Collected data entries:
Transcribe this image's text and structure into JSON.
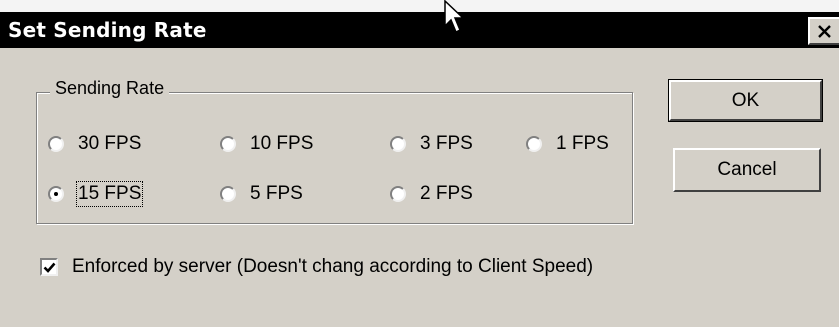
{
  "dialog": {
    "title": "Set Sending Rate",
    "close_icon": "close-icon"
  },
  "group": {
    "label": "Sending Rate",
    "options": [
      {
        "label": "30 FPS",
        "checked": false
      },
      {
        "label": "10 FPS",
        "checked": false
      },
      {
        "label": "3 FPS",
        "checked": false
      },
      {
        "label": "1 FPS",
        "checked": false
      },
      {
        "label": "15 FPS",
        "checked": true
      },
      {
        "label": "5 FPS",
        "checked": false
      },
      {
        "label": "2 FPS",
        "checked": false
      }
    ]
  },
  "buttons": {
    "ok": "OK",
    "cancel": "Cancel"
  },
  "enforce": {
    "label": "Enforced by server (Doesn't chang according to Client Speed)",
    "checked": true
  },
  "colors": {
    "titlebar": "#000000",
    "face": "#d4d0c8"
  }
}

### What this task involves
Quote the entries in full. Any image among them is to be omitted from the copy.

### Exercise result
Transcribe this image's text and structure into JSON.
{
  "dialog": {
    "title": "Set Sending Rate",
    "close_icon": "close-icon"
  },
  "group": {
    "label": "Sending Rate",
    "options": [
      {
        "label": "30 FPS",
        "checked": false
      },
      {
        "label": "10 FPS",
        "checked": false
      },
      {
        "label": "3 FPS",
        "checked": false
      },
      {
        "label": "1 FPS",
        "checked": false
      },
      {
        "label": "15 FPS",
        "checked": true
      },
      {
        "label": "5 FPS",
        "checked": false
      },
      {
        "label": "2 FPS",
        "checked": false
      }
    ]
  },
  "buttons": {
    "ok": "OK",
    "cancel": "Cancel"
  },
  "enforce": {
    "label": "Enforced by server (Doesn't chang according to Client Speed)",
    "checked": true
  },
  "colors": {
    "titlebar": "#000000",
    "face": "#d4d0c8"
  }
}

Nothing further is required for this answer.